Exercise details: Set down the whole listing verbatim.

Data rows:
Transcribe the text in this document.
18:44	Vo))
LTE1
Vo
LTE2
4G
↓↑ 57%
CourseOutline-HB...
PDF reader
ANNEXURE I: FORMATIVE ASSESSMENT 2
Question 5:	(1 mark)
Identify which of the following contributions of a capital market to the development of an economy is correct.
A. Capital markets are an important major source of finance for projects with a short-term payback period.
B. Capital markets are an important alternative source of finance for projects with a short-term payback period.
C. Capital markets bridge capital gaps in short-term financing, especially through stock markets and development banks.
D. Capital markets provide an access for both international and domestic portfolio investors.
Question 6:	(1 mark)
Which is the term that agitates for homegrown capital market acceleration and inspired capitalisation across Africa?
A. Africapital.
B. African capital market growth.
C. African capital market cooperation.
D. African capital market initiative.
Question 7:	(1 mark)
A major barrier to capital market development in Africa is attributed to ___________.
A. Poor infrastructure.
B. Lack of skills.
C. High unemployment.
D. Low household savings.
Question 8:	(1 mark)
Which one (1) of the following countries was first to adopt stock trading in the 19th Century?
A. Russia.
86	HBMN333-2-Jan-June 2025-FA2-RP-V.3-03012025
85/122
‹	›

Final answer:
Transcribe the text in this document.
18:44	Vo))
LTE1
Vo
LTE2
4G
↓↑ 57%
CourseOutline-HB...
PDF reader
ANNEXURE I: FORMATIVE ASSESSMENT 2
Question 5:	(1 mark)
Identify which of the following contributions of a capital market to the development of an economy is correct.
A. Capital markets are an important major source of finance for projects with a short-term payback period.
B. Capital markets are an important alternative source of finance for projects with a short-term payback period.
C. Capital markets bridge capital gaps in short-term financing, especially through stock markets and development banks.
D. Capital markets provide an access for both international and domestic portfolio investors.
Question 6:	(1 mark)
Which is the term that agitates for homegrown capital market acceleration and inspired capitalisation across Africa?
A. Africapital.
B. African capital market growth.
C. African capital market cooperation.
D. African capital market initiative.
Question 7:	(1 mark)
A major barrier to capital market development in Africa is attributed to ___________.
A. Poor infrastructure.
B. Lack of skills.
C. High unemployment.
D. Low household savings.
Question 8:	(1 mark)
Which one (1) of the following countries was first to adopt stock trading in the 19th Century?
A. Russia.
86	HBMN333-2-Jan-June 2025-FA2-RP-V.3-03012025
85/122
‹	›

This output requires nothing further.